### Set task
Gather each line containing the string "Long" from these entries.

Stored data entries:
————
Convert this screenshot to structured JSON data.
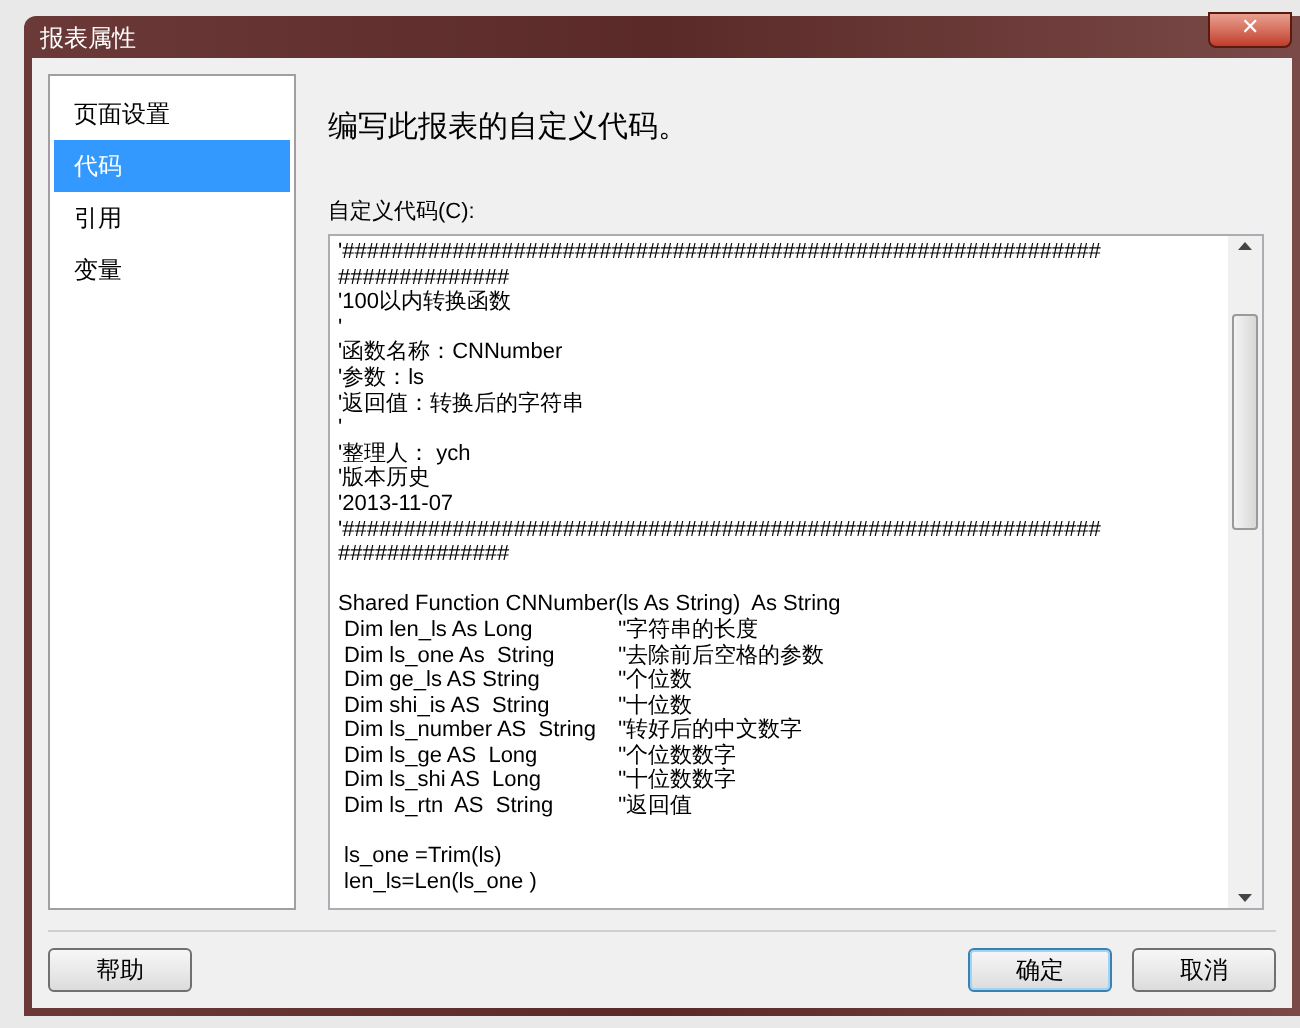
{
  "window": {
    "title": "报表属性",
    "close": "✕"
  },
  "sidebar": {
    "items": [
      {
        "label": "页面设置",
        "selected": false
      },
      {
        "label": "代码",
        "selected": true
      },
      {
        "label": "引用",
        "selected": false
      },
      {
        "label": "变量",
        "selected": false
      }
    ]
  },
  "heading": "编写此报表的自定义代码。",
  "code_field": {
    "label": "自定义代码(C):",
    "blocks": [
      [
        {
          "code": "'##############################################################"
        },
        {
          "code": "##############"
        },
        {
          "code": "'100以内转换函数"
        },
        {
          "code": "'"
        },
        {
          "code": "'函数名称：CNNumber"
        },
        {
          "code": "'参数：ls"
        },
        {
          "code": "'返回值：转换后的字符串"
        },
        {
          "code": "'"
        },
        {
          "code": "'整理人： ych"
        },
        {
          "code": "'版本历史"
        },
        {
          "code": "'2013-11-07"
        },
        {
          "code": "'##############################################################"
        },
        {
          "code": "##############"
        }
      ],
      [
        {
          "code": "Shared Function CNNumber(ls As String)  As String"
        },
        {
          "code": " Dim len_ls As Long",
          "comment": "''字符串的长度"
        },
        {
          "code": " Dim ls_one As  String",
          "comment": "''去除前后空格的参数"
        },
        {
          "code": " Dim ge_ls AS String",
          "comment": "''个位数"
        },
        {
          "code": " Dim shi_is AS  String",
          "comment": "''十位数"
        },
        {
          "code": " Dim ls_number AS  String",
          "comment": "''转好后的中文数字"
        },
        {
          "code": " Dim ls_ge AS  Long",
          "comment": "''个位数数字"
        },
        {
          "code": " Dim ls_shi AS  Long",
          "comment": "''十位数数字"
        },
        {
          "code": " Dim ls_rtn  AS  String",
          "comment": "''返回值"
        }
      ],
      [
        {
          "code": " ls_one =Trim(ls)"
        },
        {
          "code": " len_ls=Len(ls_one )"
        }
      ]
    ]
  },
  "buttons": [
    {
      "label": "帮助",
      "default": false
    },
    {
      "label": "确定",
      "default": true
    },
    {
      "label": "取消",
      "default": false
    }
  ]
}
————
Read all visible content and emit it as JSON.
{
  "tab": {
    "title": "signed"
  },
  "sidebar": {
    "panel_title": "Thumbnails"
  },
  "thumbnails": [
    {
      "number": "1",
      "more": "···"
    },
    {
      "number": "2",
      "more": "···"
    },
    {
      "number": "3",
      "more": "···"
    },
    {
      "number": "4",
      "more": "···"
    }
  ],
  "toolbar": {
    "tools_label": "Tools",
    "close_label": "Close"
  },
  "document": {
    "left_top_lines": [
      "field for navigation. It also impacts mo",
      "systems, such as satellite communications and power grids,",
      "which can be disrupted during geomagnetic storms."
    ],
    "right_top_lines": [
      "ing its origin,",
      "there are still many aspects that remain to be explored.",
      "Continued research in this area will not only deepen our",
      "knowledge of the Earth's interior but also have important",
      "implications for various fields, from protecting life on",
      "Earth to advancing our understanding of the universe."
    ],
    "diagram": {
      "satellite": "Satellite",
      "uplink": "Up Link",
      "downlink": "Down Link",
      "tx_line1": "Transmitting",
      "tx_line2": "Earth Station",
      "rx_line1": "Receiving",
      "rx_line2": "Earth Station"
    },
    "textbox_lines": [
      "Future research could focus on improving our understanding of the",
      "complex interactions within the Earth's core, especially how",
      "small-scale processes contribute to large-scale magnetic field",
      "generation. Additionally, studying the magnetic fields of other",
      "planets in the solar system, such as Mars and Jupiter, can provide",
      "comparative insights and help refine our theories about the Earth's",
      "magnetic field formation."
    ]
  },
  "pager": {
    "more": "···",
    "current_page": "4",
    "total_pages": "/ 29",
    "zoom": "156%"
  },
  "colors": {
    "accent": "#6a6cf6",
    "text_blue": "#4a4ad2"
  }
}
————
### Completed task
          "code": " Dim len_ls As Long",
          "code": " Dim ls_ge AS  Long",
          "code": " Dim ls_shi AS  Long",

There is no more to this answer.